→ **Task requirements**: Show all lines from the listing below that contain "Session".
** start of Records for the exercise **
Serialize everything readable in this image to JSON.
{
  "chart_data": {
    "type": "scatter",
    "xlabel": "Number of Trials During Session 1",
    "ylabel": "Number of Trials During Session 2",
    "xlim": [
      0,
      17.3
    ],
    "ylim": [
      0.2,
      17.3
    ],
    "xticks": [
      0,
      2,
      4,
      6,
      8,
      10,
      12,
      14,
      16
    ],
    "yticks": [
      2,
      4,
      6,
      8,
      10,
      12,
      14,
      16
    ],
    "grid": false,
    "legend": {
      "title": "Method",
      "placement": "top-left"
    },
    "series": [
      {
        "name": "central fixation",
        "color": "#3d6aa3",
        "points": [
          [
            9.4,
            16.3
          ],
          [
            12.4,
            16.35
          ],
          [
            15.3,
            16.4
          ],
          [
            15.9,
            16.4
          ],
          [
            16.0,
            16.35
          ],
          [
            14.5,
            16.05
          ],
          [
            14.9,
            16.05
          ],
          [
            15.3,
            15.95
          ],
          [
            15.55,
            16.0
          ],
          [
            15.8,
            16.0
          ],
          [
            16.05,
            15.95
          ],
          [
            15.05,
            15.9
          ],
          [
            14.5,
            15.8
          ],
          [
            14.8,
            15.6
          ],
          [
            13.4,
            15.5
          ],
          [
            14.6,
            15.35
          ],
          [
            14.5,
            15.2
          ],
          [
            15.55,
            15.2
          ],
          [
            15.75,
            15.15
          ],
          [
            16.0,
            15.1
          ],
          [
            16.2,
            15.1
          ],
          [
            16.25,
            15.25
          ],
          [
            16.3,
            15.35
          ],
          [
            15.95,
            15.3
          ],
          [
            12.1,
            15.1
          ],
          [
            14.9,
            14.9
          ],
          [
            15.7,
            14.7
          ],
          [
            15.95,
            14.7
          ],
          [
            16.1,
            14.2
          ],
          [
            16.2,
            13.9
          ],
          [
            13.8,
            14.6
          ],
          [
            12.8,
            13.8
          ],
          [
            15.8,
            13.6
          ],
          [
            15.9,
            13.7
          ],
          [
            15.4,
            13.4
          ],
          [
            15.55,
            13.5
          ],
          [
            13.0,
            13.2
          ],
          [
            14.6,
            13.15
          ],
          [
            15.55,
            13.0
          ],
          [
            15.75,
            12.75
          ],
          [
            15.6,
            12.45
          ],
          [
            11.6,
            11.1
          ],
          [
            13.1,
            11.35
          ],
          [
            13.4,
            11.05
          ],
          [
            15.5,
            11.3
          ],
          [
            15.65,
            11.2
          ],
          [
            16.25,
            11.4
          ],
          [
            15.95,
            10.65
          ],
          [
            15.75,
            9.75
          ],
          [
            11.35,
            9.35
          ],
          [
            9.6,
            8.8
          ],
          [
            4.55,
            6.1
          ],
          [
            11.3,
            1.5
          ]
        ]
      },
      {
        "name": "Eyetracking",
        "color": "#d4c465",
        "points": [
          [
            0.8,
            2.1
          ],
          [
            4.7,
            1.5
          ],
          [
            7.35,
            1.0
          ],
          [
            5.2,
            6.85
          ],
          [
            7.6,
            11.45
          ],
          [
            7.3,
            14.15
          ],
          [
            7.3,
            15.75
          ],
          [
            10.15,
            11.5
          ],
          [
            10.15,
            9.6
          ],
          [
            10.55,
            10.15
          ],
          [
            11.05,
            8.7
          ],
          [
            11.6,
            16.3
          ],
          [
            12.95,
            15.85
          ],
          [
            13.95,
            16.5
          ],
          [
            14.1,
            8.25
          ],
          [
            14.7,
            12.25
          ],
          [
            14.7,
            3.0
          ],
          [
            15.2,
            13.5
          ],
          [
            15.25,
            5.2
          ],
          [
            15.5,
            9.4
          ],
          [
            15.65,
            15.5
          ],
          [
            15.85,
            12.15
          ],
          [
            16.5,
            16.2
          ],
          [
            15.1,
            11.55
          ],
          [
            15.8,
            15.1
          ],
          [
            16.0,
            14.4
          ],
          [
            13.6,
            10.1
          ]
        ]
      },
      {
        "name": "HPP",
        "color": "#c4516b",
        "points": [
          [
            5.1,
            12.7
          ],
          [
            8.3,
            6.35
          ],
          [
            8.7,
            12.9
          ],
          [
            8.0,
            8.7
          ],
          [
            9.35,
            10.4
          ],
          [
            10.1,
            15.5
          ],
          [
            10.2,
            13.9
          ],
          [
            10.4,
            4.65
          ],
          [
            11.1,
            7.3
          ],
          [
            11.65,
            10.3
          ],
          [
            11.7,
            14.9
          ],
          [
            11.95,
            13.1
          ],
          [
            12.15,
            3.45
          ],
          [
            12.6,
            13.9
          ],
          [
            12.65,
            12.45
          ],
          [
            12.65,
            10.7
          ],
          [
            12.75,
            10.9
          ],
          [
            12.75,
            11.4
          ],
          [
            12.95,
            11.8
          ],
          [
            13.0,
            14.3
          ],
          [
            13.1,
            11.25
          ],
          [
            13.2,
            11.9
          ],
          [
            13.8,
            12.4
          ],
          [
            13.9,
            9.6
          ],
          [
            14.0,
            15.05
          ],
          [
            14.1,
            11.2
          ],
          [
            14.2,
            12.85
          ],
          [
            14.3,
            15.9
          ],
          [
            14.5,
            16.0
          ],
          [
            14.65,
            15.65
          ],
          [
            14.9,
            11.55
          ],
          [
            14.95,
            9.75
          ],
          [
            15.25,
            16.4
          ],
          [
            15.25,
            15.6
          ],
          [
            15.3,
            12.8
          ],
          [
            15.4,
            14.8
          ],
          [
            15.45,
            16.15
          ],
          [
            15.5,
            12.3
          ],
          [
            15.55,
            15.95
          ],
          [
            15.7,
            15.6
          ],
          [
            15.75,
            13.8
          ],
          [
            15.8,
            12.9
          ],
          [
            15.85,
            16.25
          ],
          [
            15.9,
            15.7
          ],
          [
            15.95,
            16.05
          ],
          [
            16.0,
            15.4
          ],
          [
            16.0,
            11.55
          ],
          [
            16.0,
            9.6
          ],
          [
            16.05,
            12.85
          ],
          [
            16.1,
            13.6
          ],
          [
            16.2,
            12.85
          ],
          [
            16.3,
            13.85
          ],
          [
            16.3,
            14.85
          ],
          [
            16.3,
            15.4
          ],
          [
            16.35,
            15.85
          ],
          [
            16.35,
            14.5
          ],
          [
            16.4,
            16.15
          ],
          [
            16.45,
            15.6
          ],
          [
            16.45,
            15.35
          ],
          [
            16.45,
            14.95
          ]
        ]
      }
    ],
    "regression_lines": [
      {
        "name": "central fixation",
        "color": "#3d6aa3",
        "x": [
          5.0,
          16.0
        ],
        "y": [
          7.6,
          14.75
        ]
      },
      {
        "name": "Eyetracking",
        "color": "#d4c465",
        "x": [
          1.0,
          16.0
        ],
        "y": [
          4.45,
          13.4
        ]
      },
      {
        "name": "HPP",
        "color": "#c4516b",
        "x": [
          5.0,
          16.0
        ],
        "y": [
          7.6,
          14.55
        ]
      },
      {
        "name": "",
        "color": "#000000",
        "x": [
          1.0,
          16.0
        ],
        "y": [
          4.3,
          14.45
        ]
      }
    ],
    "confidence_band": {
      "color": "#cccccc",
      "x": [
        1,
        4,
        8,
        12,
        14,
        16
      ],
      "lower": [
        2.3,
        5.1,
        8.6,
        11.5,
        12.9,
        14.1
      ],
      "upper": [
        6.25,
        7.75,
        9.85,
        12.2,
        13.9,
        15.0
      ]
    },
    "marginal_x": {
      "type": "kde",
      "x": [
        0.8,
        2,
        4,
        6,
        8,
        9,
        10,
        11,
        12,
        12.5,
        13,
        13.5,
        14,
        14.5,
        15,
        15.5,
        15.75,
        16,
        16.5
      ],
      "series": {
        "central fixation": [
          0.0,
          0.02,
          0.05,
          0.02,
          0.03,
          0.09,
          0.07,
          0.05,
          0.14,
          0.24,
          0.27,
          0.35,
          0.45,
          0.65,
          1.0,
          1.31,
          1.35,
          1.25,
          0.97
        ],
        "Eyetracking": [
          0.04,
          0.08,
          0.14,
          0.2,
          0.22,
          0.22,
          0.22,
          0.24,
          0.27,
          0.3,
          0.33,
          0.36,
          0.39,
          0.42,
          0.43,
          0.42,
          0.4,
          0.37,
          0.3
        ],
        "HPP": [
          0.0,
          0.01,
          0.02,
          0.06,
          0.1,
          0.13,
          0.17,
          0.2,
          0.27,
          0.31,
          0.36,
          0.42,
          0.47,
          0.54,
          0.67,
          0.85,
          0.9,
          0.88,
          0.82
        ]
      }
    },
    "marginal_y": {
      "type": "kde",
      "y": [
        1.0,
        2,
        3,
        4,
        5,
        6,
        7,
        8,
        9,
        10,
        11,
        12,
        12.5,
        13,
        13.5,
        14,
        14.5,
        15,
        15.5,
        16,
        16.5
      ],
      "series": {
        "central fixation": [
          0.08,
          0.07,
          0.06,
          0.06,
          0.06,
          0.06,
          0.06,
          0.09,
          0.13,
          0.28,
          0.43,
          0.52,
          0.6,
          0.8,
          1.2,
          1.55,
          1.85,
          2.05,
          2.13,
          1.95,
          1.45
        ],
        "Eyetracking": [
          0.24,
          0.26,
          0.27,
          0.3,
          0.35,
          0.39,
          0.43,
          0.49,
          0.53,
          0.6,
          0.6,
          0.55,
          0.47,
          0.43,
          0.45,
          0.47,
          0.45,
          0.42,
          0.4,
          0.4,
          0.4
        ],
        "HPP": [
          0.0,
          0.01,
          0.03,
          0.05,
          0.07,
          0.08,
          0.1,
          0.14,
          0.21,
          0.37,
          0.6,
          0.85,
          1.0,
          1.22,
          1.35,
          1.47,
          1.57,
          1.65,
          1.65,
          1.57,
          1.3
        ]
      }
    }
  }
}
** end of Records for the exercise **
→ **Answer for the task**:
    "xlabel": "Number of Trials During Session 1",
    "ylabel": "Number of Trials During Session 2",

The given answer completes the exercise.